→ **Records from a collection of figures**
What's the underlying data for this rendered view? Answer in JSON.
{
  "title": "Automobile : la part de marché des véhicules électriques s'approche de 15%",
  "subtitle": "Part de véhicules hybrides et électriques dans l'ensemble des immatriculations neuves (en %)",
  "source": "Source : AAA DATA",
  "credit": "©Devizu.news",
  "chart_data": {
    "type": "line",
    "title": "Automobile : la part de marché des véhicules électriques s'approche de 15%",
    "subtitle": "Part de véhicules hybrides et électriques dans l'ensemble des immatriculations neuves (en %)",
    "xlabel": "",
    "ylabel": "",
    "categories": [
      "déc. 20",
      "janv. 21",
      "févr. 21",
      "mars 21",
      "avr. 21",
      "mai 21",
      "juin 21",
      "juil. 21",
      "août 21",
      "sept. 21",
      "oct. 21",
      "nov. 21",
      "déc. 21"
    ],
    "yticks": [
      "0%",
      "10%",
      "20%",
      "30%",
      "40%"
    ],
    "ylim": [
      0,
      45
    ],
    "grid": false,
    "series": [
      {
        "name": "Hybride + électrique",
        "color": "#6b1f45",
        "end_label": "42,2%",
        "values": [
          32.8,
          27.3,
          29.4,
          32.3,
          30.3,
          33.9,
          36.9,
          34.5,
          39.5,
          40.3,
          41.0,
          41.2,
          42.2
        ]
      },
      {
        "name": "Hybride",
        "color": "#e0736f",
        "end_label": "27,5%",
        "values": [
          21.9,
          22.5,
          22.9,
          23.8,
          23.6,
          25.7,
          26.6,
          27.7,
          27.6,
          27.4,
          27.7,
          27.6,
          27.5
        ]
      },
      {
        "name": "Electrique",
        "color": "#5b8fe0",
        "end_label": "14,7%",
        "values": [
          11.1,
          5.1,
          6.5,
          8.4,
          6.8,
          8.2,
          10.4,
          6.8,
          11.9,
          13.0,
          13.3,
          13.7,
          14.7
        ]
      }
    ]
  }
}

→ **WHAT THE EXERCISE ASKS**
Find the lines above holding the word "véhicules" and show them.

→ **TASK SOLUTION**
  "title": "Automobile : la part de marché des véhicules électriques s'approche de 15%",
  "subtitle": "Part de véhicules hybrides et électriques dans l'ensemble des immatriculations neuves (en %)",
    "title": "Automobile : la part de marché des véhicules électriques s'approche de 15%",
    "subtitle": "Part de véhicules hybrides et électriques dans l'ensemble des immatriculations neuves (en %)",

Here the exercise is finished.